→ **WHAT YOU NEED TO DO**
Wherever the string "default" appears in the listing, copy that line.

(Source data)

==================================================

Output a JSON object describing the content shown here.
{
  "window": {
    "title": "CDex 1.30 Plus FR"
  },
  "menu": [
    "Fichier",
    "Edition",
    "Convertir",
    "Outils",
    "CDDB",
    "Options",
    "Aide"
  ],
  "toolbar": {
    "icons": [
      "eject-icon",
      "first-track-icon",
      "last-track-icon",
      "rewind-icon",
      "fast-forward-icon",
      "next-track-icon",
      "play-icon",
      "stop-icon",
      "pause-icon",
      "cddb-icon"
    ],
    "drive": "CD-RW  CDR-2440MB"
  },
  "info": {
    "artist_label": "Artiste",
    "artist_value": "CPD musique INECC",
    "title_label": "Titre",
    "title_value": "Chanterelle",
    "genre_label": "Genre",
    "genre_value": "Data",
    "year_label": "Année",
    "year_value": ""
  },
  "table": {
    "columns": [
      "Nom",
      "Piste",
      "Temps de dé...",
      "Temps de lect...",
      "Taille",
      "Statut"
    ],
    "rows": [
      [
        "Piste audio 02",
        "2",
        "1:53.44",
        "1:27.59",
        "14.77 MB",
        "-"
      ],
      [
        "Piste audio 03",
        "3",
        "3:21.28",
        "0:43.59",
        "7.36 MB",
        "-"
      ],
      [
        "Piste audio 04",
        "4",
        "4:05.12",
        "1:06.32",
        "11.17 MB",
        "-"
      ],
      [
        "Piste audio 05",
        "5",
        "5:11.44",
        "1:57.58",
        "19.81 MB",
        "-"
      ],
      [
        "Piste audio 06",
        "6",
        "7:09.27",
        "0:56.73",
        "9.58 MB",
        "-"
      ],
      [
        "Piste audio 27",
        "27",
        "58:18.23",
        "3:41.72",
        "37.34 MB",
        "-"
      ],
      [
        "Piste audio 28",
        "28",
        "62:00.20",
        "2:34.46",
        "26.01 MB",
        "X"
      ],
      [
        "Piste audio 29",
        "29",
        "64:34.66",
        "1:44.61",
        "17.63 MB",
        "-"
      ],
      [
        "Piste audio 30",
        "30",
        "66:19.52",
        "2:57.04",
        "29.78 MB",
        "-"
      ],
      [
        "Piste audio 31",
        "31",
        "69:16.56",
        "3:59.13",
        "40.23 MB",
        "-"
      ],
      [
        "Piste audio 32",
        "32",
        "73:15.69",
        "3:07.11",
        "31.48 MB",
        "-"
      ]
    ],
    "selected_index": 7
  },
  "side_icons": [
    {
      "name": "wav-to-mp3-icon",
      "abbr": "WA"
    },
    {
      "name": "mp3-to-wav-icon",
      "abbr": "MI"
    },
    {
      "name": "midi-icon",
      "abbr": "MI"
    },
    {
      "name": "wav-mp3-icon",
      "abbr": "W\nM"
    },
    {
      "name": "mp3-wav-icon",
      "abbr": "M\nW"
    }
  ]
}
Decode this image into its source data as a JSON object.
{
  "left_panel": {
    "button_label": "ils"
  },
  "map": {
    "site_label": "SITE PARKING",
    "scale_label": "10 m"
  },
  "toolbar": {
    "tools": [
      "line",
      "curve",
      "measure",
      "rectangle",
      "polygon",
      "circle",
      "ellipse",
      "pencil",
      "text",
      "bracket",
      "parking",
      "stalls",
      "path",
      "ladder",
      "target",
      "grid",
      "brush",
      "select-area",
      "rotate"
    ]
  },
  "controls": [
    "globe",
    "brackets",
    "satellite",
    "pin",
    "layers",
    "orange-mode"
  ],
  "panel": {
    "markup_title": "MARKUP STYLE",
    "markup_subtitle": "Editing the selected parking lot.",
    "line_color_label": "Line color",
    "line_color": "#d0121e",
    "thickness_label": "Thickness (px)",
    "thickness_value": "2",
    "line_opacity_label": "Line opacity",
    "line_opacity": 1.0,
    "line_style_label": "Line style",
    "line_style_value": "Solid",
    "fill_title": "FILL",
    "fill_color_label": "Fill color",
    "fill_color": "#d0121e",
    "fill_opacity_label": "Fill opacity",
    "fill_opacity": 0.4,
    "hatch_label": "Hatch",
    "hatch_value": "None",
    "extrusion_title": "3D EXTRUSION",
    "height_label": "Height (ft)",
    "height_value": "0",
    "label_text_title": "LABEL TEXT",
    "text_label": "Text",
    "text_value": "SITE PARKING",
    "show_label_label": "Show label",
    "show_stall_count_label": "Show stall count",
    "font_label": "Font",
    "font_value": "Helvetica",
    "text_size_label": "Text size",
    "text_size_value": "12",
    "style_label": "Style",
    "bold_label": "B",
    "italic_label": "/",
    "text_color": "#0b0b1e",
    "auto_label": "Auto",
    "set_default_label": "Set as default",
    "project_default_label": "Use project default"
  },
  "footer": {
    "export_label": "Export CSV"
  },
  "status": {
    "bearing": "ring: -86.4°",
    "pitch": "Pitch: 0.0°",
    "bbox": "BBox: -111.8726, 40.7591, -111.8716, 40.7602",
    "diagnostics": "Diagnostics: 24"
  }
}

==================================================

→ **OUTPUT FOR THIS TASK**
    "set_default_label": "Set as default",
    "project_default_label": "Use project default"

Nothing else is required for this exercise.